(Excerpts from a figure dataset)

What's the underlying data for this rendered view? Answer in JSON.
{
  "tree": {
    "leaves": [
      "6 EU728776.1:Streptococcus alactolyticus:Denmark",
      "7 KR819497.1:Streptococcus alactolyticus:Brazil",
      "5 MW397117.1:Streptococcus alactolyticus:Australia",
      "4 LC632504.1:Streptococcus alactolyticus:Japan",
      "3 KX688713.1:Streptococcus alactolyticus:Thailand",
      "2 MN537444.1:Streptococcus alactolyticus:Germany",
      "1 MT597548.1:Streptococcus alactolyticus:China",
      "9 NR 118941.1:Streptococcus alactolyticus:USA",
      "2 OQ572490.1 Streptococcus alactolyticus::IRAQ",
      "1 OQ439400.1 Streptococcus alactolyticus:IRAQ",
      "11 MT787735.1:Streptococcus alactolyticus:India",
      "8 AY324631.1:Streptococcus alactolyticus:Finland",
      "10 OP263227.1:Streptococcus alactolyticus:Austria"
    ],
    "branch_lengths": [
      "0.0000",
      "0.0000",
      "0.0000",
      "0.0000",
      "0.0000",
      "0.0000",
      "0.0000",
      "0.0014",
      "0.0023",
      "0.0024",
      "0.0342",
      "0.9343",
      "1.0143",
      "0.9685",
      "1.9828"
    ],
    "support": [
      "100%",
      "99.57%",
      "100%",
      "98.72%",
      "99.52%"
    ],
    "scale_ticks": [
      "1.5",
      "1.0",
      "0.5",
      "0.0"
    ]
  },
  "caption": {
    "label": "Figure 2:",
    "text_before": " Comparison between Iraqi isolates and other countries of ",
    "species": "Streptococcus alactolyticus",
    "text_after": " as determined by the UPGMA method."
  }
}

* _CHALLENGE_
Output the listing above exactly as it appears.

* _RESULT_
What's the underlying data for this rendered view? Answer in JSON.
{
  "tree": {
    "leaves": [
      "6 EU728776.1:Streptococcus alactolyticus:Denmark",
      "7 KR819497.1:Streptococcus alactolyticus:Brazil",
      "5 MW397117.1:Streptococcus alactolyticus:Australia",
      "4 LC632504.1:Streptococcus alactolyticus:Japan",
      "3 KX688713.1:Streptococcus alactolyticus:Thailand",
      "2 MN537444.1:Streptococcus alactolyticus:Germany",
      "1 MT597548.1:Streptococcus alactolyticus:China",
      "9 NR 118941.1:Streptococcus alactolyticus:USA",
      "2 OQ572490.1 Streptococcus alactolyticus::IRAQ",
      "1 OQ439400.1 Streptococcus alactolyticus:IRAQ",
      "11 MT787735.1:Streptococcus alactolyticus:India",
      "8 AY324631.1:Streptococcus alactolyticus:Finland",
      "10 OP263227.1:Streptococcus alactolyticus:Austria"
    ],
    "branch_lengths": [
      "0.0000",
      "0.0000",
      "0.0000",
      "0.0000",
      "0.0000",
      "0.0000",
      "0.0000",
      "0.0014",
      "0.0023",
      "0.0024",
      "0.0342",
      "0.9343",
      "1.0143",
      "0.9685",
      "1.9828"
    ],
    "support": [
      "100%",
      "99.57%",
      "100%",
      "98.72%",
      "99.52%"
    ],
    "scale_ticks": [
      "1.5",
      "1.0",
      "0.5",
      "0.0"
    ]
  },
  "caption": {
    "label": "Figure 2:",
    "text_before": " Comparison between Iraqi isolates and other countries of ",
    "species": "Streptococcus alactolyticus",
    "text_after": " as determined by the UPGMA method."
  }
}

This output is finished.